▸ **SHORT PROBLEM**
Take the entries below and reproduce them word for word.

▸ **RECORD EXCERPTS**

-------------------------

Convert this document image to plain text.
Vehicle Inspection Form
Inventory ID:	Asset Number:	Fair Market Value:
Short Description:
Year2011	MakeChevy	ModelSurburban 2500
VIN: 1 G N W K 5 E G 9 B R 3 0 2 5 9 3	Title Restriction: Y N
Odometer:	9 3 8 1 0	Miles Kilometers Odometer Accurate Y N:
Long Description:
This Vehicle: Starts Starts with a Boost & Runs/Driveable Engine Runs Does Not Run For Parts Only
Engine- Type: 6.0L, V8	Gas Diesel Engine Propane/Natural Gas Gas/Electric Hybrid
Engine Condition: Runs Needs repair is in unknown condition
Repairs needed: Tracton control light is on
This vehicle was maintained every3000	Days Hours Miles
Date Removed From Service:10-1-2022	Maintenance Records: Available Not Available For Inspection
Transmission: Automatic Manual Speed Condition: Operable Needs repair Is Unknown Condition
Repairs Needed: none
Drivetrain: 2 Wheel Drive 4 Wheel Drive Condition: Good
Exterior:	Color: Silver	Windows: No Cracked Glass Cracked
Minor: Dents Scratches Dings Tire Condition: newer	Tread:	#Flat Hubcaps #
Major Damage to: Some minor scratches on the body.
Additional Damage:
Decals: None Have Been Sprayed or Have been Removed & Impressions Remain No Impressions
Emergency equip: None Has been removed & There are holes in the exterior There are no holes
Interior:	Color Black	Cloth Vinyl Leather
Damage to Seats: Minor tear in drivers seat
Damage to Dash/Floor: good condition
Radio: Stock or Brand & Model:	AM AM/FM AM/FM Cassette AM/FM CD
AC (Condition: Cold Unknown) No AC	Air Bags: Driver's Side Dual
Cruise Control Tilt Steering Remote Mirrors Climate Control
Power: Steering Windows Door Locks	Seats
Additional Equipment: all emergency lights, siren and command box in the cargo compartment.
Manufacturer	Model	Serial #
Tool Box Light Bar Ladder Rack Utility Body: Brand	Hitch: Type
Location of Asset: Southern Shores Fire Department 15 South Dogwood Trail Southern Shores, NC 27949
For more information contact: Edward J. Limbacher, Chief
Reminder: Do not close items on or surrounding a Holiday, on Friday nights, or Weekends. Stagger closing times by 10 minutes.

-------------------------

▸ **OUTPUT**
Convert this document image to plain text.
Vehicle Inspection Form
Inventory ID:	Asset Number:	Fair Market Value:
Short Description:
Year2011	MakeChevy	ModelSurburban 2500
VIN: 1 G N W K 5 E G 9 B R 3 0 2 5 9 3	Title Restriction: Y N
Odometer:	9 3 8 1 0	Miles Kilometers Odometer Accurate Y N:
Long Description:
This Vehicle: Starts Starts with a Boost & Runs/Driveable Engine Runs Does Not Run For Parts Only
Engine- Type: 6.0L, V8	Gas Diesel Engine Propane/Natural Gas Gas/Electric Hybrid
Engine Condition: Runs Needs repair is in unknown condition
Repairs needed: Tracton control light is on
This vehicle was maintained every3000	Days Hours Miles
Date Removed From Service:10-1-2022	Maintenance Records: Available Not Available For Inspection
Transmission: Automatic Manual Speed Condition: Operable Needs repair Is Unknown Condition
Repairs Needed: none
Drivetrain: 2 Wheel Drive 4 Wheel Drive Condition: Good
Exterior:	Color: Silver	Windows: No Cracked Glass Cracked
Minor: Dents Scratches Dings Tire Condition: newer	Tread:	#Flat Hubcaps #
Major Damage to: Some minor scratches on the body.
Additional Damage:
Decals: None Have Been Sprayed or Have been Removed & Impressions Remain No Impressions
Emergency equip: None Has been removed & There are holes in the exterior There are no holes
Interior:	Color Black	Cloth Vinyl Leather
Damage to Seats: Minor tear in drivers seat
Damage to Dash/Floor: good condition
Radio: Stock or Brand & Model:	AM AM/FM AM/FM Cassette AM/FM CD
AC (Condition: Cold Unknown) No AC	Air Bags: Driver's Side Dual
Cruise Control Tilt Steering Remote Mirrors Climate Control
Power: Steering Windows Door Locks	Seats
Additional Equipment: all emergency lights, siren and command box in the cargo compartment.
Manufacturer	Model	Serial #
Tool Box Light Bar Ladder Rack Utility Body: Brand	Hitch: Type
Location of Asset: Southern Shores Fire Department 15 South Dogwood Trail Southern Shores, NC 27949
For more information contact: Edward J. Limbacher, Chief
Reminder: Do not close items on or surrounding a Holiday, on Friday nights, or Weekends. Stagger closing times by 10 minutes.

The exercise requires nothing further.